- [Exercise objective]
Print every record below exactly as written.

(Items listed in a dataset)
==*==
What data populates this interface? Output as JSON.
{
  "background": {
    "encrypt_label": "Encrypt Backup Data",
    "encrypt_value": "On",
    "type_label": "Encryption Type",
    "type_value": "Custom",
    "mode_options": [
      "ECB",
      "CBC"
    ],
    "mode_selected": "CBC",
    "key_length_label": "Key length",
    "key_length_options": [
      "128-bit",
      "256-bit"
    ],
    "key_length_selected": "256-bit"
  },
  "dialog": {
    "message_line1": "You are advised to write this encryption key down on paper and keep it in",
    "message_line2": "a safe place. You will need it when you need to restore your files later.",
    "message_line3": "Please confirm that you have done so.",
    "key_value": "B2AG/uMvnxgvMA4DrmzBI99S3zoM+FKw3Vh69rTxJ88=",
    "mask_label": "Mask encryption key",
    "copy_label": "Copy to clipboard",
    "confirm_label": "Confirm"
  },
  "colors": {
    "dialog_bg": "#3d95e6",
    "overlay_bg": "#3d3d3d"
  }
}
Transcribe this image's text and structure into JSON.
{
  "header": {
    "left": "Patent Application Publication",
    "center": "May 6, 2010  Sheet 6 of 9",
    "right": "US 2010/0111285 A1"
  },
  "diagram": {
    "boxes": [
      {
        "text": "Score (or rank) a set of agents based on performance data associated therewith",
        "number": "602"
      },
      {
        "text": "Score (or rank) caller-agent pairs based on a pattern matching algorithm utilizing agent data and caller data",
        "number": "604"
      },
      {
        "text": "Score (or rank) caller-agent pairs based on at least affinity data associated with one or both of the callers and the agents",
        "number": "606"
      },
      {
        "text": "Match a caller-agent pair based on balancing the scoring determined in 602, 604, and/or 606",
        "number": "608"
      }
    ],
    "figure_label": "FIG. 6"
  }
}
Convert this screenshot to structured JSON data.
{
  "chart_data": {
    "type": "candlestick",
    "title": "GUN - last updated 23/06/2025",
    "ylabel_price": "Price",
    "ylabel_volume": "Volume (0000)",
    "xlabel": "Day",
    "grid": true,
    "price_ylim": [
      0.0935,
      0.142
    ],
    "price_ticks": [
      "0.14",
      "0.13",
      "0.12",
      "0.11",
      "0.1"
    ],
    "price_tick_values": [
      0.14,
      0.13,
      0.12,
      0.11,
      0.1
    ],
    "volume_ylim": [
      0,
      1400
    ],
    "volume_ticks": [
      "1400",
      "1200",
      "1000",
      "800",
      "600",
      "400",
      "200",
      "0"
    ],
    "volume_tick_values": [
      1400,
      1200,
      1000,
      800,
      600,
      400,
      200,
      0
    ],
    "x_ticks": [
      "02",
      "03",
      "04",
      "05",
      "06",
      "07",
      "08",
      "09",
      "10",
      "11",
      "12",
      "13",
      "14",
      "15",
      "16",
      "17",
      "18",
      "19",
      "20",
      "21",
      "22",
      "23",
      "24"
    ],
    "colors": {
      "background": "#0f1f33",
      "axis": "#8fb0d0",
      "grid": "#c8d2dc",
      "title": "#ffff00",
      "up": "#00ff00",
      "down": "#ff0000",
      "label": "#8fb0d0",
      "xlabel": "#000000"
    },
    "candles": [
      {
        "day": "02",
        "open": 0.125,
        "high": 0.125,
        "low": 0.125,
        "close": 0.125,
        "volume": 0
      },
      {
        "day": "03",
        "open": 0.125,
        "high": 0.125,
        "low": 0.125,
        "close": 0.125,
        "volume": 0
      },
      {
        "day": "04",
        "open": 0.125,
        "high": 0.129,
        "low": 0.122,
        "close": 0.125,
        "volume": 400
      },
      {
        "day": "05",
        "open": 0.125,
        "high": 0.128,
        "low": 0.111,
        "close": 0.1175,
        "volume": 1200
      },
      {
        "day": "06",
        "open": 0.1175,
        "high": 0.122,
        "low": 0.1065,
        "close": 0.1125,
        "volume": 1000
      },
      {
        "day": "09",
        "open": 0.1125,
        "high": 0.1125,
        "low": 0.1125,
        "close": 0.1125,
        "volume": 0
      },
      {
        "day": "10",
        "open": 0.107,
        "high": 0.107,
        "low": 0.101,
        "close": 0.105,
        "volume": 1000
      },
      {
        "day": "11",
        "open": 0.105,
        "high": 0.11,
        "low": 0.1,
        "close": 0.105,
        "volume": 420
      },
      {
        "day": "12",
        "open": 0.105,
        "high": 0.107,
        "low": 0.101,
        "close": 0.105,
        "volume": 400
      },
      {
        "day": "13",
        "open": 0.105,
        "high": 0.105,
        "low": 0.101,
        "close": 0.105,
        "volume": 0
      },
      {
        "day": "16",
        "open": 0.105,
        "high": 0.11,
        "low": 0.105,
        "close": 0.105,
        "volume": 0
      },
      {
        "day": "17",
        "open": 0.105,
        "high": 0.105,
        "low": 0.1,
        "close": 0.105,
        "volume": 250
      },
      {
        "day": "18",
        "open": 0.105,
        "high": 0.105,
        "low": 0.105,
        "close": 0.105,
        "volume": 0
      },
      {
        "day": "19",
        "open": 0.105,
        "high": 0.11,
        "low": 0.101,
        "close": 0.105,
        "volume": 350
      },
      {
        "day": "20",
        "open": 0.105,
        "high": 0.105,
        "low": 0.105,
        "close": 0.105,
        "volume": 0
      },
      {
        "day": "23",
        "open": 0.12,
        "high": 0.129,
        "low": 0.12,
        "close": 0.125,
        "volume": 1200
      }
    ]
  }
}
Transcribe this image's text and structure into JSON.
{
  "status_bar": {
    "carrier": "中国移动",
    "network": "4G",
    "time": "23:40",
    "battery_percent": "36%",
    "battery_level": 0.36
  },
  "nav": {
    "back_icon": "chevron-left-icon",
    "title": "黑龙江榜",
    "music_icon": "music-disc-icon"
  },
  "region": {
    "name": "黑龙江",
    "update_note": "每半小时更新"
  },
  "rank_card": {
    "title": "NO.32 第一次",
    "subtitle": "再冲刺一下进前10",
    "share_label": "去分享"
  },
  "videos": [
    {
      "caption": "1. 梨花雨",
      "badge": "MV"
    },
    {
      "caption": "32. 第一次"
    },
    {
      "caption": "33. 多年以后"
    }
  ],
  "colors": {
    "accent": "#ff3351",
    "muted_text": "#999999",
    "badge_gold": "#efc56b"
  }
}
==*==
- [Complete output]
What data populates this interface? Output as JSON.
{
  "background": {
    "encrypt_label": "Encrypt Backup Data",
    "encrypt_value": "On",
    "type_label": "Encryption Type",
    "type_value": "Custom",
    "mode_options": [
      "ECB",
      "CBC"
    ],
    "mode_selected": "CBC",
    "key_length_label": "Key length",
    "key_length_options": [
      "128-bit",
      "256-bit"
    ],
    "key_length_selected": "256-bit"
  },
  "dialog": {
    "message_line1": "You are advised to write this encryption key down on paper and keep it in",
    "message_line2": "a safe place. You will need it when you need to restore your files later.",
    "message_line3": "Please confirm that you have done so.",
    "key_value": "B2AG/uMvnxgvMA4DrmzBI99S3zoM+FKw3Vh69rTxJ88=",
    "mask_label": "Mask encryption key",
    "copy_label": "Copy to clipboard",
    "confirm_label": "Confirm"
  },
  "colors": {
    "dialog_bg": "#3d95e6",
    "overlay_bg": "#3d3d3d"
  }
}
Transcribe this image's text and structure into JSON.
{
  "header": {
    "left": "Patent Application Publication",
    "center": "May 6, 2010  Sheet 6 of 9",
    "right": "US 2010/0111285 A1"
  },
  "diagram": {
    "boxes": [
      {
        "text": "Score (or rank) a set of agents based on performance data associated therewith",
        "number": "602"
      },
      {
        "text": "Score (or rank) caller-agent pairs based on a pattern matching algorithm utilizing agent data and caller data",
        "number": "604"
      },
      {
        "text": "Score (or rank) caller-agent pairs based on at least affinity data associated with one or both of the callers and the agents",
        "number": "606"
      },
      {
        "text": "Match a caller-agent pair based on balancing the scoring determined in 602, 604, and/or 606",
        "number": "608"
      }
    ],
    "figure_label": "FIG. 6"
  }
}
Convert this screenshot to structured JSON data.
{
  "chart_data": {
    "type": "candlestick",
    "title": "GUN - last updated 23/06/2025",
    "ylabel_price": "Price",
    "ylabel_volume": "Volume (0000)",
    "xlabel": "Day",
    "grid": true,
    "price_ylim": [
      0.0935,
      0.142
    ],
    "price_ticks": [
      "0.14",
      "0.13",
      "0.12",
      "0.11",
      "0.1"
    ],
    "price_tick_values": [
      0.14,
      0.13,
      0.12,
      0.11,
      0.1
    ],
    "volume_ylim": [
      0,
      1400
    ],
    "volume_ticks": [
      "1400",
      "1200",
      "1000",
      "800",
      "600",
      "400",
      "200",
      "0"
    ],
    "volume_tick_values": [
      1400,
      1200,
      1000,
      800,
      600,
      400,
      200,
      0
    ],
    "x_ticks": [
      "02",
      "03",
      "04",
      "05",
      "06",
      "07",
      "08",
      "09",
      "10",
      "11",
      "12",
      "13",
      "14",
      "15",
      "16",
      "17",
      "18",
      "19",
      "20",
      "21",
      "22",
      "23",
      "24"
    ],
    "colors": {
      "background": "#0f1f33",
      "axis": "#8fb0d0",
      "grid": "#c8d2dc",
      "title": "#ffff00",
      "up": "#00ff00",
      "down": "#ff0000",
      "label": "#8fb0d0",
      "xlabel": "#000000"
    },
    "candles": [
      {
        "day": "02",
        "open": 0.125,
        "high": 0.125,
        "low": 0.125,
        "close": 0.125,
        "volume": 0
      },
      {
        "day": "03",
        "open": 0.125,
        "high": 0.125,
        "low": 0.125,
        "close": 0.125,
        "volume": 0
      },
      {
        "day": "04",
        "open": 0.125,
        "high": 0.129,
        "low": 0.122,
        "close": 0.125,
        "volume": 400
      },
      {
        "day": "05",
        "open": 0.125,
        "high": 0.128,
        "low": 0.111,
        "close": 0.1175,
        "volume": 1200
      },
      {
        "day": "06",
        "open": 0.1175,
        "high": 0.122,
        "low": 0.1065,
        "close": 0.1125,
        "volume": 1000
      },
      {
        "day": "09",
        "open": 0.1125,
        "high": 0.1125,
        "low": 0.1125,
        "close": 0.1125,
        "volume": 0
      },
      {
        "day": "10",
        "open": 0.107,
        "high": 0.107,
        "low": 0.101,
        "close": 0.105,
        "volume": 1000
      },
      {
        "day": "11",
        "open": 0.105,
        "high": 0.11,
        "low": 0.1,
        "close": 0.105,
        "volume": 420
      },
      {
        "day": "12",
        "open": 0.105,
        "high": 0.107,
        "low": 0.101,
        "close": 0.105,
        "volume": 400
      },
      {
        "day": "13",
        "open": 0.105,
        "high": 0.105,
        "low": 0.101,
        "close": 0.105,
        "volume": 0
      },
      {
        "day": "16",
        "open": 0.105,
        "high": 0.11,
        "low": 0.105,
        "close": 0.105,
        "volume": 0
      },
      {
        "day": "17",
        "open": 0.105,
        "high": 0.105,
        "low": 0.1,
        "close": 0.105,
        "volume": 250
      },
      {
        "day": "18",
        "open": 0.105,
        "high": 0.105,
        "low": 0.105,
        "close": 0.105,
        "volume": 0
      },
      {
        "day": "19",
        "open": 0.105,
        "high": 0.11,
        "low": 0.101,
        "close": 0.105,
        "volume": 350
      },
      {
        "day": "20",
        "open": 0.105,
        "high": 0.105,
        "low": 0.105,
        "close": 0.105,
        "volume": 0
      },
      {
        "day": "23",
        "open": 0.12,
        "high": 0.129,
        "low": 0.12,
        "close": 0.125,
        "volume": 1200
      }
    ]
  }
}
Transcribe this image's text and structure into JSON.
{
  "status_bar": {
    "carrier": "中国移动",
    "network": "4G",
    "time": "23:40",
    "battery_percent": "36%",
    "battery_level": 0.36
  },
  "nav": {
    "back_icon": "chevron-left-icon",
    "title": "黑龙江榜",
    "music_icon": "music-disc-icon"
  },
  "region": {
    "name": "黑龙江",
    "update_note": "每半小时更新"
  },
  "rank_card": {
    "title": "NO.32 第一次",
    "subtitle": "再冲刺一下进前10",
    "share_label": "去分享"
  },
  "videos": [
    {
      "caption": "1. 梨花雨",
      "badge": "MV"
    },
    {
      "caption": "32. 第一次"
    },
    {
      "caption": "33. 多年以后"
    }
  ],
  "colors": {
    "accent": "#ff3351",
    "muted_text": "#999999",
    "badge_gold": "#efc56b"
  }
}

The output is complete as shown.